__Task__
Extract the listing in its entirety, keeping each line identical to the original.

__Data section__
******
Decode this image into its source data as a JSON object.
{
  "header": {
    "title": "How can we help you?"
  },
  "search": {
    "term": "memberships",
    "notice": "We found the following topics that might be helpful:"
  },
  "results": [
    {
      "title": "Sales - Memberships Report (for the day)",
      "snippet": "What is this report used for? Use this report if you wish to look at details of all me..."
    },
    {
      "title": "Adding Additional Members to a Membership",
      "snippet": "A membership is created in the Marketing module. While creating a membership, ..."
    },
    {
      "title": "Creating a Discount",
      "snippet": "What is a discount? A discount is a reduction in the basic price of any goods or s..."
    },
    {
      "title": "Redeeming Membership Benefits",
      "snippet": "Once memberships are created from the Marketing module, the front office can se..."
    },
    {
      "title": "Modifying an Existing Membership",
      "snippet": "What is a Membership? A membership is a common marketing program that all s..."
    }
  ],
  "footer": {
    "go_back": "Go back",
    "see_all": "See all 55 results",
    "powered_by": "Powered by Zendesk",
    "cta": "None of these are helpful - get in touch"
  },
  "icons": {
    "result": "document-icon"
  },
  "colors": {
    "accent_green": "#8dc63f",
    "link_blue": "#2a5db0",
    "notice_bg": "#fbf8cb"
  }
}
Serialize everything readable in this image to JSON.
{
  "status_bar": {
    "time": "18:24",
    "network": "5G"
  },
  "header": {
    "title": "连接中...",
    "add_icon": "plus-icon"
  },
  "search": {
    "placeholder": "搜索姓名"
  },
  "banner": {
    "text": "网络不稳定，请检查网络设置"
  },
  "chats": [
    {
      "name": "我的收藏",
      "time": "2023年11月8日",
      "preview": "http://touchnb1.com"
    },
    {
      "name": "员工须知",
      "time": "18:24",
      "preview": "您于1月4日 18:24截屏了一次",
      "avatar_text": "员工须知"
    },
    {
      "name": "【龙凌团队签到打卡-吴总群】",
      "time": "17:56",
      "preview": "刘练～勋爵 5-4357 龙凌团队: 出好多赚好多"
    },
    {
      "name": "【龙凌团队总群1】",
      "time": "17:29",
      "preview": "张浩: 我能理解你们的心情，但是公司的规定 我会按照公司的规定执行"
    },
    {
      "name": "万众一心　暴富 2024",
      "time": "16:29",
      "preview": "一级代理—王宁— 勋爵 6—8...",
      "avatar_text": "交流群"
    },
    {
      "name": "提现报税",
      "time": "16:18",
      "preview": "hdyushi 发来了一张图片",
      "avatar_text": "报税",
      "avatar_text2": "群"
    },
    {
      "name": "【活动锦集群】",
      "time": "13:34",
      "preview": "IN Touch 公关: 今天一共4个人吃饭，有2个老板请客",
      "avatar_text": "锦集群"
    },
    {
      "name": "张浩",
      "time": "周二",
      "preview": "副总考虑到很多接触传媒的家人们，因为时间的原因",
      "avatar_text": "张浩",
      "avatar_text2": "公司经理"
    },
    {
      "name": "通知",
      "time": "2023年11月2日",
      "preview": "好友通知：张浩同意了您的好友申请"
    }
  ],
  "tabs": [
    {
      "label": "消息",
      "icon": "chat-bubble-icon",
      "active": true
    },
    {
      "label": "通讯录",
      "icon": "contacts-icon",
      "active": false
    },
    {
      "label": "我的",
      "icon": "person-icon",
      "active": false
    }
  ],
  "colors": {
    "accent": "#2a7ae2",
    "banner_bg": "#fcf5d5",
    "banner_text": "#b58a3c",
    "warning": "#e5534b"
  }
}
******
__Task solution__
Decode this image into its source data as a JSON object.
{
  "header": {
    "title": "How can we help you?"
  },
  "search": {
    "term": "memberships",
    "notice": "We found the following topics that might be helpful:"
  },
  "results": [
    {
      "title": "Sales - Memberships Report (for the day)",
      "snippet": "What is this report used for? Use this report if you wish to look at details of all me..."
    },
    {
      "title": "Adding Additional Members to a Membership",
      "snippet": "A membership is created in the Marketing module. While creating a membership, ..."
    },
    {
      "title": "Creating a Discount",
      "snippet": "What is a discount? A discount is a reduction in the basic price of any goods or s..."
    },
    {
      "title": "Redeeming Membership Benefits",
      "snippet": "Once memberships are created from the Marketing module, the front office can se..."
    },
    {
      "title": "Modifying an Existing Membership",
      "snippet": "What is a Membership? A membership is a common marketing program that all s..."
    }
  ],
  "footer": {
    "go_back": "Go back",
    "see_all": "See all 55 results",
    "powered_by": "Powered by Zendesk",
    "cta": "None of these are helpful - get in touch"
  },
  "icons": {
    "result": "document-icon"
  },
  "colors": {
    "accent_green": "#8dc63f",
    "link_blue": "#2a5db0",
    "notice_bg": "#fbf8cb"
  }
}
Serialize everything readable in this image to JSON.
{
  "status_bar": {
    "time": "18:24",
    "network": "5G"
  },
  "header": {
    "title": "连接中...",
    "add_icon": "plus-icon"
  },
  "search": {
    "placeholder": "搜索姓名"
  },
  "banner": {
    "text": "网络不稳定，请检查网络设置"
  },
  "chats": [
    {
      "name": "我的收藏",
      "time": "2023年11月8日",
      "preview": "http://touchnb1.com"
    },
    {
      "name": "员工须知",
      "time": "18:24",
      "preview": "您于1月4日 18:24截屏了一次",
      "avatar_text": "员工须知"
    },
    {
      "name": "【龙凌团队签到打卡-吴总群】",
      "time": "17:56",
      "preview": "刘练～勋爵 5-4357 龙凌团队: 出好多赚好多"
    },
    {
      "name": "【龙凌团队总群1】",
      "time": "17:29",
      "preview": "张浩: 我能理解你们的心情，但是公司的规定 我会按照公司的规定执行"
    },
    {
      "name": "万众一心　暴富 2024",
      "time": "16:29",
      "preview": "一级代理—王宁— 勋爵 6—8...",
      "avatar_text": "交流群"
    },
    {
      "name": "提现报税",
      "time": "16:18",
      "preview": "hdyushi 发来了一张图片",
      "avatar_text": "报税",
      "avatar_text2": "群"
    },
    {
      "name": "【活动锦集群】",
      "time": "13:34",
      "preview": "IN Touch 公关: 今天一共4个人吃饭，有2个老板请客",
      "avatar_text": "锦集群"
    },
    {
      "name": "张浩",
      "time": "周二",
      "preview": "副总考虑到很多接触传媒的家人们，因为时间的原因",
      "avatar_text": "张浩",
      "avatar_text2": "公司经理"
    },
    {
      "name": "通知",
      "time": "2023年11月2日",
      "preview": "好友通知：张浩同意了您的好友申请"
    }
  ],
  "tabs": [
    {
      "label": "消息",
      "icon": "chat-bubble-icon",
      "active": true
    },
    {
      "label": "通讯录",
      "icon": "contacts-icon",
      "active": false
    },
    {
      "label": "我的",
      "icon": "person-icon",
      "active": false
    }
  ],
  "colors": {
    "accent": "#2a7ae2",
    "banner_bg": "#fcf5d5",
    "banner_text": "#b58a3c",
    "warning": "#e5534b"
  }
}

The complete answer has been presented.